WHAT IS REQUIRED
Quote the records that follow in full and exactly; leave out the pictures.

— start of PROVIDED DATA —

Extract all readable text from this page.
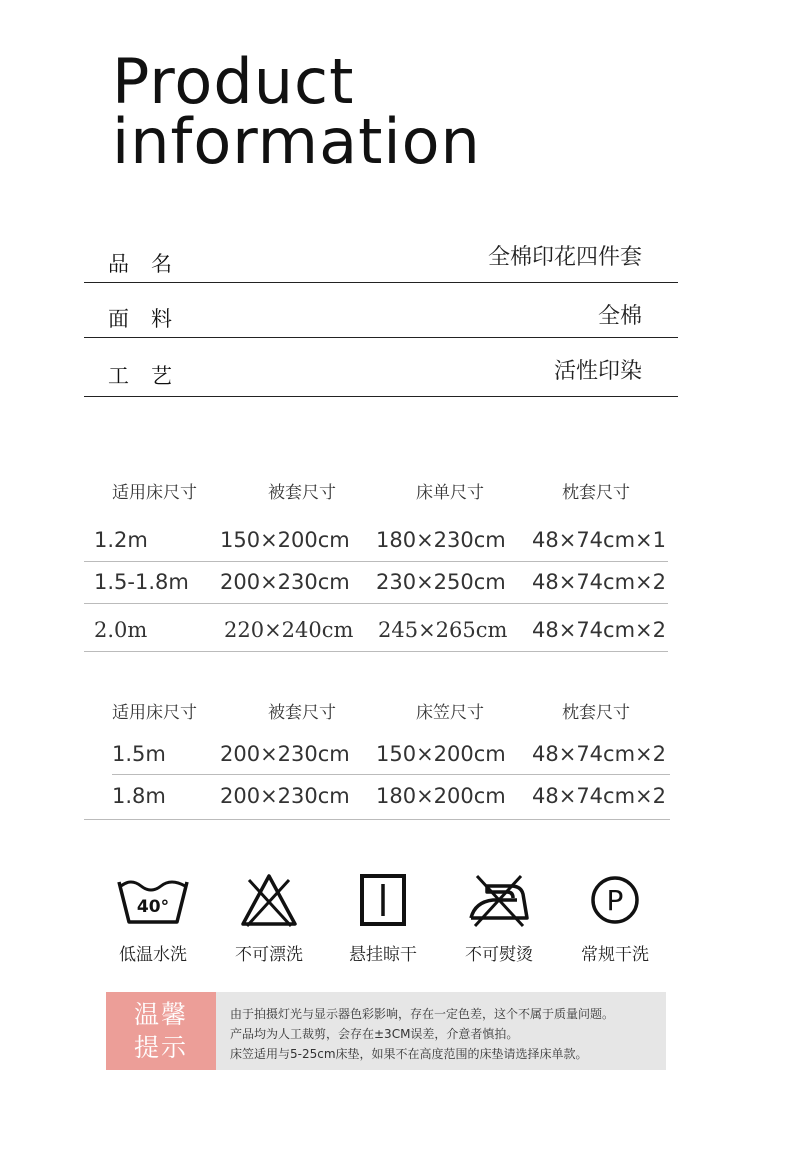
Product
information
品名	全棉印花四件套
面料	全棉
工艺	活性印染
适用床尺寸	被套尺寸	床单尺寸	枕套尺寸
1.2m	150×200cm 180×230cm 48×74cm×1
1.5-1.8m 200×230cm 230×250cm 48×74cm×2
2.0m	220×240cm 245×265cm 48×74cm×2
适用床尺寸	被套尺寸	床笠尺寸	枕套尺寸
1.5m	200×230cm 150×200cm 48×74cm×2
1.8m	200×230cm 180×200cm 48×74cm×2
40°
低温水洗	不可漂洗	悬挂晾干	不可熨烫
P
常规干洗
温馨
提示
由于拍摄灯光与显示器色彩影响，存在一定色差，这个不属于质量问题。
产品均为人工裁剪，会存在±3CM误差，介意者慎拍。
床笠适用与5-25cm床垫，如果不在高度范围的床垫请选择床单款。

— end of PROVIDED DATA —

COMPLETE ANSWER
Extract all readable text from this page.
Product
information
品名	全棉印花四件套
面料	全棉
工艺	活性印染
适用床尺寸	被套尺寸	床单尺寸	枕套尺寸
1.2m	150×200cm 180×230cm 48×74cm×1
1.5-1.8m 200×230cm 230×250cm 48×74cm×2
2.0m	220×240cm 245×265cm 48×74cm×2
适用床尺寸	被套尺寸	床笠尺寸	枕套尺寸
1.5m	200×230cm 150×200cm 48×74cm×2
1.8m	200×230cm 180×200cm 48×74cm×2
40°
低温水洗	不可漂洗	悬挂晾干	不可熨烫
P
常规干洗
温馨
提示
由于拍摄灯光与显示器色彩影响，存在一定色差，这个不属于质量问题。
产品均为人工裁剪，会存在±3CM误差，介意者慎拍。
床笠适用与5-25cm床垫，如果不在高度范围的床垫请选择床单款。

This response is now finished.